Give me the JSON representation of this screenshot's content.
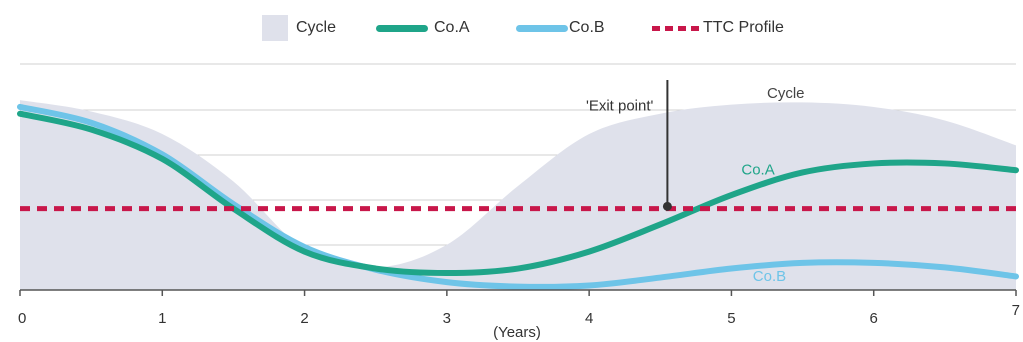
{
  "chart_data": {
    "type": "line",
    "title": "",
    "xlabel": "(Years)",
    "ylabel": "",
    "xlim": [
      0,
      7
    ],
    "ylim": [
      0,
      10
    ],
    "x_ticks": [
      "0",
      "1",
      "2",
      "3",
      "4",
      "5",
      "6",
      "7"
    ],
    "grid": "horizontal",
    "legend_position": "top-center",
    "legend": [
      {
        "label": "Cycle",
        "kind": "area"
      },
      {
        "label": "Co.A",
        "kind": "line"
      },
      {
        "label": "Co.B",
        "kind": "line"
      },
      {
        "label": "TTC Profile",
        "kind": "dashed"
      }
    ],
    "series": [
      {
        "name": "Cycle",
        "kind": "area",
        "color": "#dfe1eb",
        "x": [
          0,
          0.5,
          1,
          1.5,
          2,
          2.5,
          3,
          3.5,
          4,
          4.5,
          5,
          5.5,
          6,
          6.5,
          7
        ],
        "y": [
          8.4,
          7.9,
          6.9,
          4.8,
          1.8,
          1.0,
          2.0,
          4.6,
          6.9,
          7.8,
          8.2,
          8.3,
          8.1,
          7.5,
          6.4
        ]
      },
      {
        "name": "Co.A",
        "kind": "line",
        "color": "#1fa589",
        "x": [
          0,
          0.5,
          1,
          1.5,
          2,
          2.5,
          3,
          3.5,
          4,
          4.5,
          5,
          5.5,
          6,
          6.5,
          7
        ],
        "y": [
          7.8,
          7.1,
          5.8,
          3.6,
          1.7,
          0.95,
          0.75,
          0.95,
          1.7,
          2.9,
          4.2,
          5.2,
          5.6,
          5.6,
          5.3
        ]
      },
      {
        "name": "Co.B",
        "kind": "line",
        "color": "#6ec4e8",
        "x": [
          0,
          0.5,
          1,
          1.5,
          2,
          2.5,
          3,
          3.5,
          4,
          4.5,
          5,
          5.5,
          6,
          6.5,
          7
        ],
        "y": [
          8.1,
          7.4,
          6.0,
          3.8,
          1.9,
          0.9,
          0.35,
          0.15,
          0.2,
          0.55,
          0.95,
          1.2,
          1.2,
          1.0,
          0.6
        ]
      },
      {
        "name": "TTC Profile",
        "kind": "dashed",
        "color": "#c8174a",
        "x": [
          0,
          7
        ],
        "y": [
          3.6,
          3.6
        ]
      }
    ],
    "annotations": [
      {
        "text": "'Exit point'",
        "x": 4.55,
        "y": 3.7,
        "color": "#333333"
      },
      {
        "text": "Cycle",
        "x": 5.25,
        "y": 8.5,
        "color": "#444444"
      },
      {
        "text": "Co.A",
        "x": 5.07,
        "y": 5.1,
        "color": "#1fa589"
      },
      {
        "text": "Co.B",
        "x": 5.15,
        "y": 0.4,
        "color": "#6ec4e8"
      }
    ]
  }
}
——————————
* [Direction]:
Tally up the lines in the records that contain the word "kind" and give only the total.

* [Correct result]:
8